Given request: Images excluded, repeat each entry below exactly.

Dataset extract:
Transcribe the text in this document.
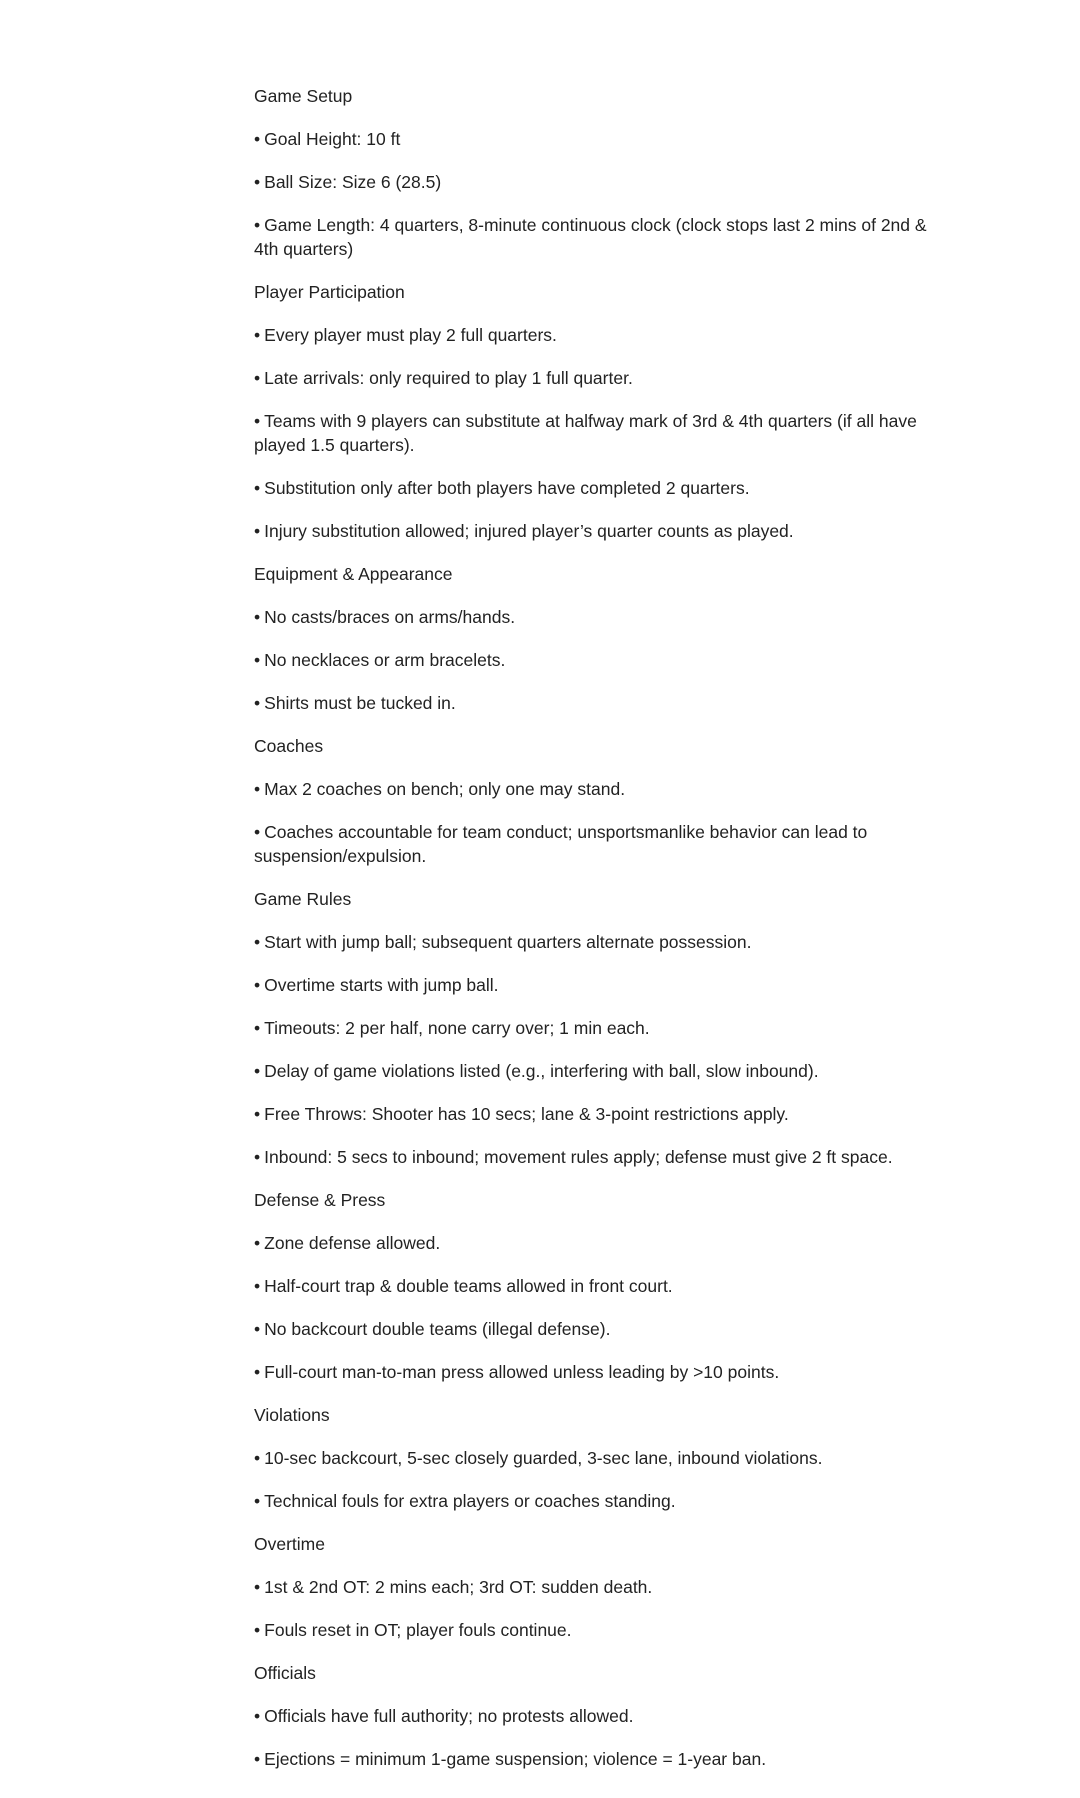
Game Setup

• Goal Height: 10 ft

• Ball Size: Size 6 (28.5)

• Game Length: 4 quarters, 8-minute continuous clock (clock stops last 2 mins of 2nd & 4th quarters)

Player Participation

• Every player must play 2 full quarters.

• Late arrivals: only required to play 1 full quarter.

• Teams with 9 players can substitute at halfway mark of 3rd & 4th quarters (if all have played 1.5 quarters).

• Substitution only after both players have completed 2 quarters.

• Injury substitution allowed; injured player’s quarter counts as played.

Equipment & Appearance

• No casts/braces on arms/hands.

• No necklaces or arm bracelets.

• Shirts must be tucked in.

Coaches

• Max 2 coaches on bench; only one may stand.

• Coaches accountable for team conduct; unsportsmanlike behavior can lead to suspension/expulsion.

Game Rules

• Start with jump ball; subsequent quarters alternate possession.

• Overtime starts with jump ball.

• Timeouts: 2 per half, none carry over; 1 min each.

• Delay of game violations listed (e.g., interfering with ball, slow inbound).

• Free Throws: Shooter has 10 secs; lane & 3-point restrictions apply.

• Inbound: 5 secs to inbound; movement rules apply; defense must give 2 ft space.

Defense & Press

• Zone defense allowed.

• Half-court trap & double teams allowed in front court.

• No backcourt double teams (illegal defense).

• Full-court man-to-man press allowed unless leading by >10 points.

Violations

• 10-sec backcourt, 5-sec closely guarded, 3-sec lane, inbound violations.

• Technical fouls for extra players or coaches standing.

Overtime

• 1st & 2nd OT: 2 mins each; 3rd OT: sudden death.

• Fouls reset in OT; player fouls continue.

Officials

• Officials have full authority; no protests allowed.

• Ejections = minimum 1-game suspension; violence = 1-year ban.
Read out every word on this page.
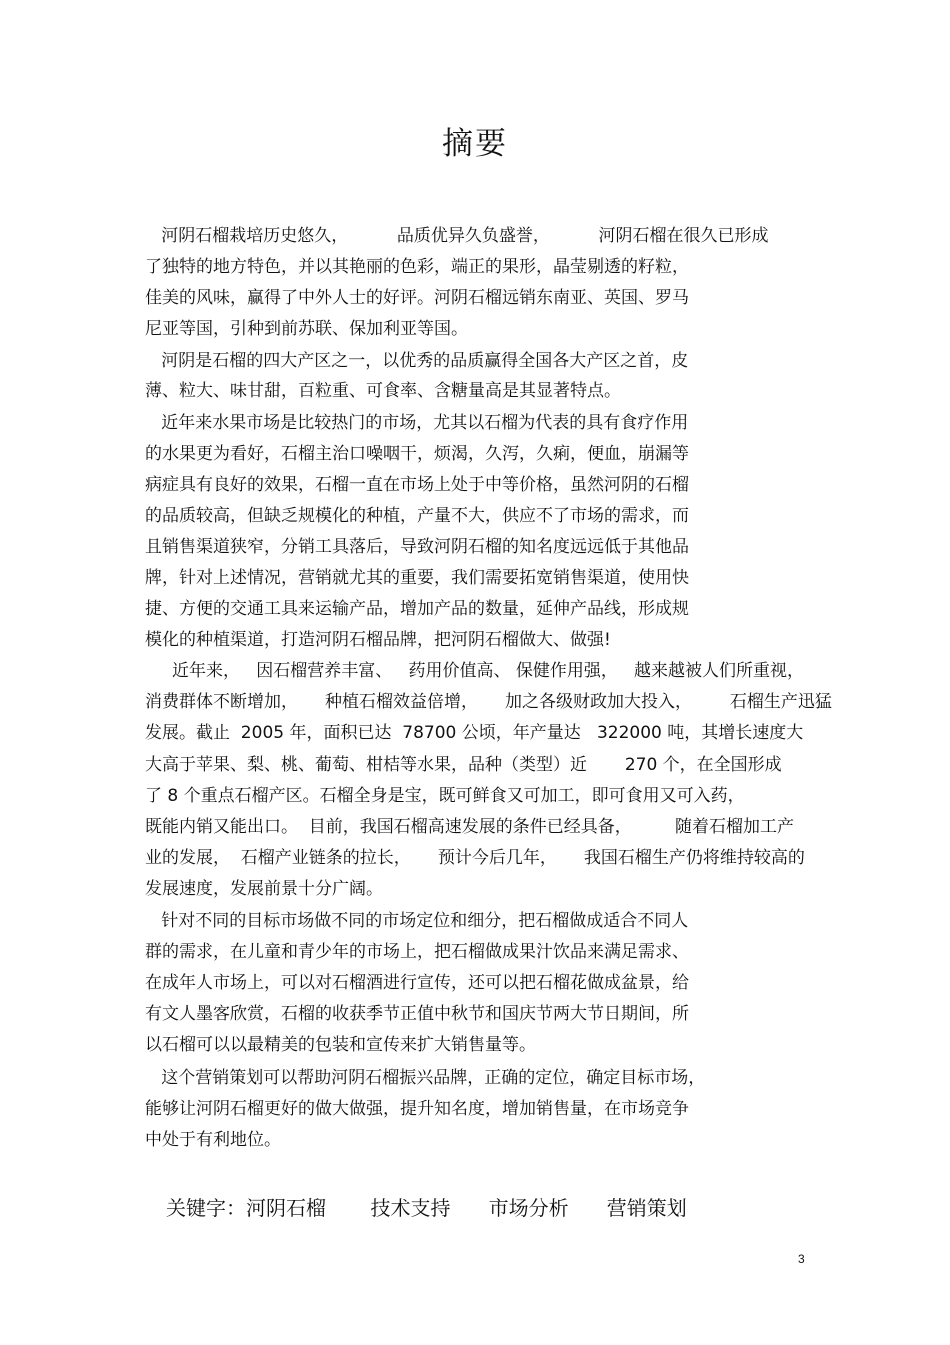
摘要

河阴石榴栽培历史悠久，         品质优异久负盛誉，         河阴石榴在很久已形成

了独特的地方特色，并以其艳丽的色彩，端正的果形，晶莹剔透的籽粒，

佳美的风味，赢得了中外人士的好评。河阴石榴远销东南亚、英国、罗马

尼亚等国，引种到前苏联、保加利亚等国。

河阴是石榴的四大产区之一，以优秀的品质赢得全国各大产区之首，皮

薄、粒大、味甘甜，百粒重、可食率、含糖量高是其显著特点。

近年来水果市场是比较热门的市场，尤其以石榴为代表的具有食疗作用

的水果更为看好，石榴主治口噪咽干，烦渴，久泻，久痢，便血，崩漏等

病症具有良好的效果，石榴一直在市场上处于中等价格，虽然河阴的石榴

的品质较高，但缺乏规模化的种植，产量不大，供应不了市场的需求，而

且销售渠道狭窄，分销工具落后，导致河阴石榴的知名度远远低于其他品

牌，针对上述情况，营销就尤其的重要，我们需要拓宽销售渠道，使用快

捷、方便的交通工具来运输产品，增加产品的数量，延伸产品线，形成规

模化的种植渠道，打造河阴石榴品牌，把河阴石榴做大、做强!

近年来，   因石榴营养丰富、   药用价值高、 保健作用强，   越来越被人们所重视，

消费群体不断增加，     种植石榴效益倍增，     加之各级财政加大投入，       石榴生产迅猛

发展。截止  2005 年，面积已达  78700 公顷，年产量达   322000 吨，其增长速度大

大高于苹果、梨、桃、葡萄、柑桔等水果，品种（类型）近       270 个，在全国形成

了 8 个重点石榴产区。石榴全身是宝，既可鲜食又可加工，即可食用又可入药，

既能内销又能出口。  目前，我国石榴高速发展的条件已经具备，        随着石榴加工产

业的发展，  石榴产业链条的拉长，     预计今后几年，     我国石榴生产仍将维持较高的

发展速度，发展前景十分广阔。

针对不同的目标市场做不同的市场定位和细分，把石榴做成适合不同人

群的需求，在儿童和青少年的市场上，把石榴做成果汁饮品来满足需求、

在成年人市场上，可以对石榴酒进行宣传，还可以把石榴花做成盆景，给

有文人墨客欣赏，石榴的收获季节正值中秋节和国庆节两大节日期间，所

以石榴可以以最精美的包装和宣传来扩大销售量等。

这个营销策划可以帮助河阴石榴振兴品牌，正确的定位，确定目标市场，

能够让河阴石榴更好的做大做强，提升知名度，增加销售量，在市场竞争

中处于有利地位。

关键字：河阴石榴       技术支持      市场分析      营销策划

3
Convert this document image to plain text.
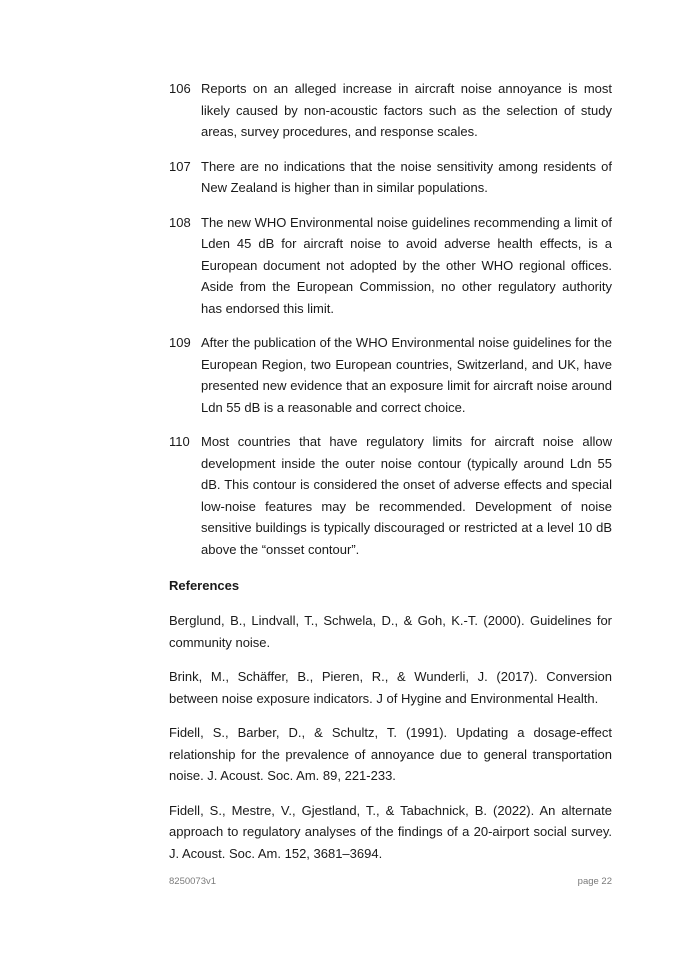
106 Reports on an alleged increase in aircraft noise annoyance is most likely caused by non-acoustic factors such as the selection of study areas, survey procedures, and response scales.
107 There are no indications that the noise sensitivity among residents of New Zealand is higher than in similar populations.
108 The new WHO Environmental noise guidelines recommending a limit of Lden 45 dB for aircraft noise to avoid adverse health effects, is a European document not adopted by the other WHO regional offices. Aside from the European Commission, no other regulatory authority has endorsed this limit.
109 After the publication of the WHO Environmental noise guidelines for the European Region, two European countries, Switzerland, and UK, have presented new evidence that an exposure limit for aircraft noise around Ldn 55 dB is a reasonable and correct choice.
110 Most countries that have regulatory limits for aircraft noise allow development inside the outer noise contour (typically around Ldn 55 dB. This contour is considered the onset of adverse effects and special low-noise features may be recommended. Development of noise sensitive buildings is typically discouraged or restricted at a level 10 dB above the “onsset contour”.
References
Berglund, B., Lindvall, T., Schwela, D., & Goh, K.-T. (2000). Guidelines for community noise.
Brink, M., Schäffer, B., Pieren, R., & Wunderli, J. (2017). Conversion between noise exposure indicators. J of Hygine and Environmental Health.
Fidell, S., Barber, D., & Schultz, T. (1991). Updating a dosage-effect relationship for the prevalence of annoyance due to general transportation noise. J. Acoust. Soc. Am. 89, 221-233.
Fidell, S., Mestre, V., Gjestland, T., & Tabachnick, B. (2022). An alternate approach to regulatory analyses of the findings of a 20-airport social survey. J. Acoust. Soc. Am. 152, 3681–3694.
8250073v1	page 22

Written response:
Transcribe the text in this document.
Game Setup

• Goal Height: 10 ft

• Ball Size: Size 6 (28.5)

• Game Length: 4 quarters, 8-minute continuous clock (clock stops last 2 mins of 2nd & 4th quarters)

Player Participation

• Every player must play 2 full quarters.

• Late arrivals: only required to play 1 full quarter.

• Teams with 9 players can substitute at halfway mark of 3rd & 4th quarters (if all have played 1.5 quarters).

• Substitution only after both players have completed 2 quarters.

• Injury substitution allowed; injured player’s quarter counts as played.

Equipment & Appearance

• No casts/braces on arms/hands.

• No necklaces or arm bracelets.

• Shirts must be tucked in.

Coaches

• Max 2 coaches on bench; only one may stand.

• Coaches accountable for team conduct; unsportsmanlike behavior can lead to suspension/expulsion.

Game Rules

• Start with jump ball; subsequent quarters alternate possession.

• Overtime starts with jump ball.

• Timeouts: 2 per half, none carry over; 1 min each.

• Delay of game violations listed (e.g., interfering with ball, slow inbound).

• Free Throws: Shooter has 10 secs; lane & 3-point restrictions apply.

• Inbound: 5 secs to inbound; movement rules apply; defense must give 2 ft space.

Defense & Press

• Zone defense allowed.

• Half-court trap & double teams allowed in front court.

• No backcourt double teams (illegal defense).

• Full-court man-to-man press allowed unless leading by >10 points.

Violations

• 10-sec backcourt, 5-sec closely guarded, 3-sec lane, inbound violations.

• Technical fouls for extra players or coaches standing.

Overtime

• 1st & 2nd OT: 2 mins each; 3rd OT: sudden death.

• Fouls reset in OT; player fouls continue.

Officials

• Officials have full authority; no protests allowed.

• Ejections = minimum 1-game suspension; violence = 1-year ban.
Read out every word on this page.
摘要

河阴石榴栽培历史悠久，         品质优异久负盛誉，         河阴石榴在很久已形成

了独特的地方特色，并以其艳丽的色彩，端正的果形，晶莹剔透的籽粒，

佳美的风味，赢得了中外人士的好评。河阴石榴远销东南亚、英国、罗马

尼亚等国，引种到前苏联、保加利亚等国。

河阴是石榴的四大产区之一，以优秀的品质赢得全国各大产区之首，皮

薄、粒大、味甘甜，百粒重、可食率、含糖量高是其显著特点。

近年来水果市场是比较热门的市场，尤其以石榴为代表的具有食疗作用

的水果更为看好，石榴主治口噪咽干，烦渴，久泻，久痢，便血，崩漏等

病症具有良好的效果，石榴一直在市场上处于中等价格，虽然河阴的石榴

的品质较高，但缺乏规模化的种植，产量不大，供应不了市场的需求，而

且销售渠道狭窄，分销工具落后，导致河阴石榴的知名度远远低于其他品

牌，针对上述情况，营销就尤其的重要，我们需要拓宽销售渠道，使用快

捷、方便的交通工具来运输产品，增加产品的数量，延伸产品线，形成规

模化的种植渠道，打造河阴石榴品牌，把河阴石榴做大、做强!

近年来，   因石榴营养丰富、   药用价值高、 保健作用强，   越来越被人们所重视，

消费群体不断增加，     种植石榴效益倍增，     加之各级财政加大投入，       石榴生产迅猛

发展。截止  2005 年，面积已达  78700 公顷，年产量达   322000 吨，其增长速度大

大高于苹果、梨、桃、葡萄、柑桔等水果，品种（类型）近       270 个，在全国形成

了 8 个重点石榴产区。石榴全身是宝，既可鲜食又可加工，即可食用又可入药，

既能内销又能出口。  目前，我国石榴高速发展的条件已经具备，        随着石榴加工产

业的发展，  石榴产业链条的拉长，     预计今后几年，     我国石榴生产仍将维持较高的

发展速度，发展前景十分广阔。

针对不同的目标市场做不同的市场定位和细分，把石榴做成适合不同人

群的需求，在儿童和青少年的市场上，把石榴做成果汁饮品来满足需求、

在成年人市场上，可以对石榴酒进行宣传，还可以把石榴花做成盆景，给

有文人墨客欣赏，石榴的收获季节正值中秋节和国庆节两大节日期间，所

以石榴可以以最精美的包装和宣传来扩大销售量等。

这个营销策划可以帮助河阴石榴振兴品牌，正确的定位，确定目标市场，

能够让河阴石榴更好的做大做强，提升知名度，增加销售量，在市场竞争

中处于有利地位。

关键字：河阴石榴       技术支持      市场分析      营销策划

3
Convert this document image to plain text.
106 Reports on an alleged increase in aircraft noise annoyance is most likely caused by non-acoustic factors such as the selection of study areas, survey procedures, and response scales.
107 There are no indications that the noise sensitivity among residents of New Zealand is higher than in similar populations.
108 The new WHO Environmental noise guidelines recommending a limit of Lden 45 dB for aircraft noise to avoid adverse health effects, is a European document not adopted by the other WHO regional offices. Aside from the European Commission, no other regulatory authority has endorsed this limit.
109 After the publication of the WHO Environmental noise guidelines for the European Region, two European countries, Switzerland, and UK, have presented new evidence that an exposure limit for aircraft noise around Ldn 55 dB is a reasonable and correct choice.
110 Most countries that have regulatory limits for aircraft noise allow development inside the outer noise contour (typically around Ldn 55 dB. This contour is considered the onset of adverse effects and special low-noise features may be recommended. Development of noise sensitive buildings is typically discouraged or restricted at a level 10 dB above the “onsset contour”.
References
Berglund, B., Lindvall, T., Schwela, D., & Goh, K.-T. (2000). Guidelines for community noise.
Brink, M., Schäffer, B., Pieren, R., & Wunderli, J. (2017). Conversion between noise exposure indicators. J of Hygine and Environmental Health.
Fidell, S., Barber, D., & Schultz, T. (1991). Updating a dosage-effect relationship for the prevalence of annoyance due to general transportation noise. J. Acoust. Soc. Am. 89, 221-233.
Fidell, S., Mestre, V., Gjestland, T., & Tabachnick, B. (2022). An alternate approach to regulatory analyses of the findings of a 20-airport social survey. J. Acoust. Soc. Am. 152, 3681–3694.
8250073v1	page 22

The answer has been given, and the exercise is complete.